__Exercise material__.
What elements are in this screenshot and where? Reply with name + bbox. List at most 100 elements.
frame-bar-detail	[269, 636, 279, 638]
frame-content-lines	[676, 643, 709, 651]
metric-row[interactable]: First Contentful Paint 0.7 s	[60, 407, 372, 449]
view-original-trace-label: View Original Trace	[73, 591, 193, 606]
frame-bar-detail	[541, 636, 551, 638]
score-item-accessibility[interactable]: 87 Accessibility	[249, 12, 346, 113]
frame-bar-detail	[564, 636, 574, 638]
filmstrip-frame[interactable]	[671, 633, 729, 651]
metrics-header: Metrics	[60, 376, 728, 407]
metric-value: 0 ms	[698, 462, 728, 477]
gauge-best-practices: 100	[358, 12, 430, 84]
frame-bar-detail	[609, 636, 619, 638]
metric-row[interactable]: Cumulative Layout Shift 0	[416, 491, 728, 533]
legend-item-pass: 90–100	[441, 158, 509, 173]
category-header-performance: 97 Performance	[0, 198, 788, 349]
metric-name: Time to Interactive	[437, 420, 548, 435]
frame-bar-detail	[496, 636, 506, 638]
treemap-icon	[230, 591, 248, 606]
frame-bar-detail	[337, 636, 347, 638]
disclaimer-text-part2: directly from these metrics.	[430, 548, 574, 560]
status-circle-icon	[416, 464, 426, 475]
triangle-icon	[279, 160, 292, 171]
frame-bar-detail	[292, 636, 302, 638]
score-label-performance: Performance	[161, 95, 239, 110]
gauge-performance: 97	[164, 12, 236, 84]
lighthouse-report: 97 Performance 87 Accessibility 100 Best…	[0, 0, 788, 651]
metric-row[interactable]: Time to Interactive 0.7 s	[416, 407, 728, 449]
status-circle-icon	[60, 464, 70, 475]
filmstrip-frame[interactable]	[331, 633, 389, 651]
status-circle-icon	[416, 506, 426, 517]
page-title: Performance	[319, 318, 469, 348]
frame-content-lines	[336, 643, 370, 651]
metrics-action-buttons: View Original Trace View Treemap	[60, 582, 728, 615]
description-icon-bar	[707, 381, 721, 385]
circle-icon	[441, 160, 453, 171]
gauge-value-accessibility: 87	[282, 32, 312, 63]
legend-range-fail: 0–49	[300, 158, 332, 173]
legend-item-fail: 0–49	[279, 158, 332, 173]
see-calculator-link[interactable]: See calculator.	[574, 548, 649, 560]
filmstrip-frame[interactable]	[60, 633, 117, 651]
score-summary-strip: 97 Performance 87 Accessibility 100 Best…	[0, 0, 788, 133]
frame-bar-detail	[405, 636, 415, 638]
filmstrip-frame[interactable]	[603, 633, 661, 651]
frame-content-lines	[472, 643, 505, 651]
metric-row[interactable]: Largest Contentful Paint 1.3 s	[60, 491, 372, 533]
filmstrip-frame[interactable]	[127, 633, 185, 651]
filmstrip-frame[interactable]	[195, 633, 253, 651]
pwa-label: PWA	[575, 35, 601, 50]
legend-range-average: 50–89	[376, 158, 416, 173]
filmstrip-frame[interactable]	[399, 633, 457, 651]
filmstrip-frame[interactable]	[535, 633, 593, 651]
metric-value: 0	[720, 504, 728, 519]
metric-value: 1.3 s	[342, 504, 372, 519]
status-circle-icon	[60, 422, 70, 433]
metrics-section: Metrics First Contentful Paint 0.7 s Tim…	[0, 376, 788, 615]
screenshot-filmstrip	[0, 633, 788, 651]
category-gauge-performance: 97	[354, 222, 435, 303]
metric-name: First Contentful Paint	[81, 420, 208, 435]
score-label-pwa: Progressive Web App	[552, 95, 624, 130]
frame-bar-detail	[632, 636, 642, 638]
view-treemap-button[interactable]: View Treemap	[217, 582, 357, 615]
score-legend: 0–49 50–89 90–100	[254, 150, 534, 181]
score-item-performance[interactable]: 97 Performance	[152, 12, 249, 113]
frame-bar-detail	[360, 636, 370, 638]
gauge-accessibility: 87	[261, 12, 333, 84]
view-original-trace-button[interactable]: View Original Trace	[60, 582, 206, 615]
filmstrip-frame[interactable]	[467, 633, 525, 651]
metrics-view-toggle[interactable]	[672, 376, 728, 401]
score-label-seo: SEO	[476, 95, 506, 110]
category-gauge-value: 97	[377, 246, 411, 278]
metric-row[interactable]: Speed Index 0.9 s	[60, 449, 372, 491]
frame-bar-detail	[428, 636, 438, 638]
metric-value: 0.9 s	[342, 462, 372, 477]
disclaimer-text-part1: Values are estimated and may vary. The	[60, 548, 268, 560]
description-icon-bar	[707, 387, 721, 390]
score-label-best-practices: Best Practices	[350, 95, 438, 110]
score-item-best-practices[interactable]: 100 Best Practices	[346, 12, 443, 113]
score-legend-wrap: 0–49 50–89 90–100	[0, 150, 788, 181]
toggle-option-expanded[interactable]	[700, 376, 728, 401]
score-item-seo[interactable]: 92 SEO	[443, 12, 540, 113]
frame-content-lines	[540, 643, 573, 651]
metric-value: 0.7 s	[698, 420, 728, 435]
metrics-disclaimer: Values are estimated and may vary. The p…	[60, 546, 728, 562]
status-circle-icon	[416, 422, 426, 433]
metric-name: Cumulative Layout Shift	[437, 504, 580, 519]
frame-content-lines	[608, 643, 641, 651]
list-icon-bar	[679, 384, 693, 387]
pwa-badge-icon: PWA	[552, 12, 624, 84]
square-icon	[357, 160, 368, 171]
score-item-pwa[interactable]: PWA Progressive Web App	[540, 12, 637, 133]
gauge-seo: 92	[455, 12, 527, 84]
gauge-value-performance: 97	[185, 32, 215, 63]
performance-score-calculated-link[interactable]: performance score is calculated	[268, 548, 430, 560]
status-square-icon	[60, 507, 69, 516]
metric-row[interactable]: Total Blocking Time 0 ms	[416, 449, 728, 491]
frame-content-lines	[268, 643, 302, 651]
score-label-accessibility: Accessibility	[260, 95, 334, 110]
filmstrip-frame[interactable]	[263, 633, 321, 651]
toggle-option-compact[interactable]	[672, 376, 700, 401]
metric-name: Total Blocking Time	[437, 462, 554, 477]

__Given problem__. Reproduce every line of the records above, character for character, leaving nothing out and changing nothing.

__Result for this exercise__.
What elements are in this screenshot and where? Reply with name + bbox. List at most 100 elements.
frame-bar-detail	[269, 636, 279, 638]
frame-content-lines	[676, 643, 709, 651]
metric-row[interactable]: First Contentful Paint 0.7 s	[60, 407, 372, 449]
view-original-trace-label: View Original Trace	[73, 591, 193, 606]
frame-bar-detail	[541, 636, 551, 638]
score-item-accessibility[interactable]: 87 Accessibility	[249, 12, 346, 113]
frame-bar-detail	[564, 636, 574, 638]
filmstrip-frame[interactable]	[671, 633, 729, 651]
metrics-header: Metrics	[60, 376, 728, 407]
metric-value: 0 ms	[698, 462, 728, 477]
gauge-best-practices: 100	[358, 12, 430, 84]
frame-bar-detail	[609, 636, 619, 638]
metric-row[interactable]: Cumulative Layout Shift 0	[416, 491, 728, 533]
legend-item-pass: 90–100	[441, 158, 509, 173]
category-header-performance: 97 Performance	[0, 198, 788, 349]
metric-name: Time to Interactive	[437, 420, 548, 435]
frame-bar-detail	[496, 636, 506, 638]
treemap-icon	[230, 591, 248, 606]
frame-bar-detail	[337, 636, 347, 638]
disclaimer-text-part2: directly from these metrics.	[430, 548, 574, 560]
status-circle-icon	[416, 464, 426, 475]
triangle-icon	[279, 160, 292, 171]
frame-bar-detail	[292, 636, 302, 638]
score-label-performance: Performance	[161, 95, 239, 110]
gauge-performance: 97	[164, 12, 236, 84]
lighthouse-report: 97 Performance 87 Accessibility 100 Best…	[0, 0, 788, 651]
metric-row[interactable]: Time to Interactive 0.7 s	[416, 407, 728, 449]
status-circle-icon	[60, 464, 70, 475]
filmstrip-frame[interactable]	[331, 633, 389, 651]
status-circle-icon	[416, 506, 426, 517]
page-title: Performance	[319, 318, 469, 348]
frame-content-lines	[336, 643, 370, 651]
metrics-action-buttons: View Original Trace View Treemap	[60, 582, 728, 615]
description-icon-bar	[707, 381, 721, 385]
circle-icon	[441, 160, 453, 171]
gauge-value-accessibility: 87	[282, 32, 312, 63]
legend-range-fail: 0–49	[300, 158, 332, 173]
legend-item-fail: 0–49	[279, 158, 332, 173]
see-calculator-link[interactable]: See calculator.	[574, 548, 649, 560]
filmstrip-frame[interactable]	[60, 633, 117, 651]
score-summary-strip: 97 Performance 87 Accessibility 100 Best…	[0, 0, 788, 133]
frame-bar-detail	[405, 636, 415, 638]
filmstrip-frame[interactable]	[603, 633, 661, 651]
frame-content-lines	[472, 643, 505, 651]
metric-row[interactable]: Largest Contentful Paint 1.3 s	[60, 491, 372, 533]
filmstrip-frame[interactable]	[127, 633, 185, 651]
filmstrip-frame[interactable]	[195, 633, 253, 651]
pwa-label: PWA	[575, 35, 601, 50]
legend-range-average: 50–89	[376, 158, 416, 173]
filmstrip-frame[interactable]	[399, 633, 457, 651]
filmstrip-frame[interactable]	[535, 633, 593, 651]
metric-value: 0	[720, 504, 728, 519]
metric-value: 1.3 s	[342, 504, 372, 519]
status-circle-icon	[60, 422, 70, 433]
metrics-section: Metrics First Contentful Paint 0.7 s Tim…	[0, 376, 788, 615]
screenshot-filmstrip	[0, 633, 788, 651]
category-gauge-performance: 97	[354, 222, 435, 303]
metric-name: First Contentful Paint	[81, 420, 208, 435]
score-label-pwa: Progressive Web App	[552, 95, 624, 130]
frame-bar-detail	[632, 636, 642, 638]
view-treemap-button[interactable]: View Treemap	[217, 582, 357, 615]
score-legend: 0–49 50–89 90–100	[254, 150, 534, 181]
score-item-performance[interactable]: 97 Performance	[152, 12, 249, 113]
frame-bar-detail	[360, 636, 370, 638]
gauge-accessibility: 87	[261, 12, 333, 84]
view-original-trace-button[interactable]: View Original Trace	[60, 582, 206, 615]
filmstrip-frame[interactable]	[467, 633, 525, 651]
metrics-view-toggle[interactable]	[672, 376, 728, 401]
score-label-seo: SEO	[476, 95, 506, 110]
category-gauge-value: 97	[377, 246, 411, 278]
metric-row[interactable]: Speed Index 0.9 s	[60, 449, 372, 491]
frame-bar-detail	[428, 636, 438, 638]
metric-value: 0.9 s	[342, 462, 372, 477]
disclaimer-text-part1: Values are estimated and may vary. The	[60, 548, 268, 560]
description-icon-bar	[707, 387, 721, 390]
score-label-best-practices: Best Practices	[350, 95, 438, 110]
score-item-best-practices[interactable]: 100 Best Practices	[346, 12, 443, 113]
score-legend-wrap: 0–49 50–89 90–100	[0, 150, 788, 181]
toggle-option-expanded[interactable]	[700, 376, 728, 401]
score-item-seo[interactable]: 92 SEO	[443, 12, 540, 113]
frame-content-lines	[540, 643, 573, 651]
metric-value: 0.7 s	[698, 420, 728, 435]
metrics-disclaimer: Values are estimated and may vary. The p…	[60, 546, 728, 562]
status-circle-icon	[416, 422, 426, 433]
metric-name: Cumulative Layout Shift	[437, 504, 580, 519]
frame-content-lines	[608, 643, 641, 651]
list-icon-bar	[679, 384, 693, 387]
pwa-badge-icon: PWA	[552, 12, 624, 84]
square-icon	[357, 160, 368, 171]
score-item-pwa[interactable]: PWA Progressive Web App	[540, 12, 637, 133]
gauge-seo: 92	[455, 12, 527, 84]
gauge-value-performance: 97	[185, 32, 215, 63]
performance-score-calculated-link[interactable]: performance score is calculated	[268, 548, 430, 560]
status-square-icon	[60, 507, 69, 516]
metric-row[interactable]: Total Blocking Time 0 ms	[416, 449, 728, 491]
frame-content-lines	[268, 643, 302, 651]
score-label-accessibility: Accessibility	[260, 95, 334, 110]
filmstrip-frame[interactable]	[263, 633, 321, 651]
toggle-option-compact[interactable]	[672, 376, 700, 401]
metric-name: Total Blocking Time	[437, 462, 554, 477]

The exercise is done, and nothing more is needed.